Stated problem
All the data should be repeated exactly. Any image in it is left out.

*** Records ***

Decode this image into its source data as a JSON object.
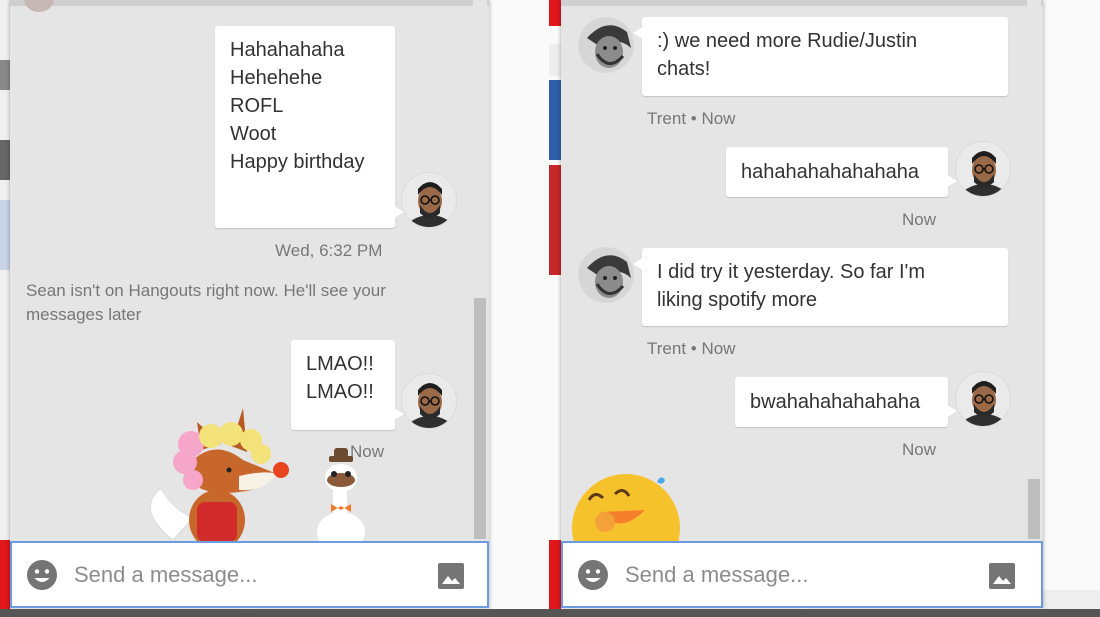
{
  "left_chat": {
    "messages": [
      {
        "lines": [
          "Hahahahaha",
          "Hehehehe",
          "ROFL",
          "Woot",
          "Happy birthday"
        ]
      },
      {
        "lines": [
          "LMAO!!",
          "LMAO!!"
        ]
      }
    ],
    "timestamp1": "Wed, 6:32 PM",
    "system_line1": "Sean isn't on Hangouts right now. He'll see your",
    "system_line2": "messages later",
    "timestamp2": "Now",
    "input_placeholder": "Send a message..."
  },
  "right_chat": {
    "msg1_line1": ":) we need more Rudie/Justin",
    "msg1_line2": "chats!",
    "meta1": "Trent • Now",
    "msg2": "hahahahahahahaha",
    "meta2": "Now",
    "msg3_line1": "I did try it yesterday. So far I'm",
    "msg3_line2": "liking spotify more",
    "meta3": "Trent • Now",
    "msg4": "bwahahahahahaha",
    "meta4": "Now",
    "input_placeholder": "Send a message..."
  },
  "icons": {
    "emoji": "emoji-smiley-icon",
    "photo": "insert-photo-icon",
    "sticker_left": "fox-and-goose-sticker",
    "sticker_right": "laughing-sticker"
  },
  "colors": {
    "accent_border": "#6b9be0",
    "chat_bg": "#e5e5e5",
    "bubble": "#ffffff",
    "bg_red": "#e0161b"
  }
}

***

Worked answer
Decode this image into its source data as a JSON object.
{
  "left_chat": {
    "messages": [
      {
        "lines": [
          "Hahahahaha",
          "Hehehehe",
          "ROFL",
          "Woot",
          "Happy birthday"
        ]
      },
      {
        "lines": [
          "LMAO!!",
          "LMAO!!"
        ]
      }
    ],
    "timestamp1": "Wed, 6:32 PM",
    "system_line1": "Sean isn't on Hangouts right now. He'll see your",
    "system_line2": "messages later",
    "timestamp2": "Now",
    "input_placeholder": "Send a message..."
  },
  "right_chat": {
    "msg1_line1": ":) we need more Rudie/Justin",
    "msg1_line2": "chats!",
    "meta1": "Trent • Now",
    "msg2": "hahahahahahahaha",
    "meta2": "Now",
    "msg3_line1": "I did try it yesterday. So far I'm",
    "msg3_line2": "liking spotify more",
    "meta3": "Trent • Now",
    "msg4": "bwahahahahahaha",
    "meta4": "Now",
    "input_placeholder": "Send a message..."
  },
  "icons": {
    "emoji": "emoji-smiley-icon",
    "photo": "insert-photo-icon",
    "sticker_left": "fox-and-goose-sticker",
    "sticker_right": "laughing-sticker"
  },
  "colors": {
    "accent_border": "#6b9be0",
    "chat_bg": "#e5e5e5",
    "bubble": "#ffffff",
    "bg_red": "#e0161b"
  }
}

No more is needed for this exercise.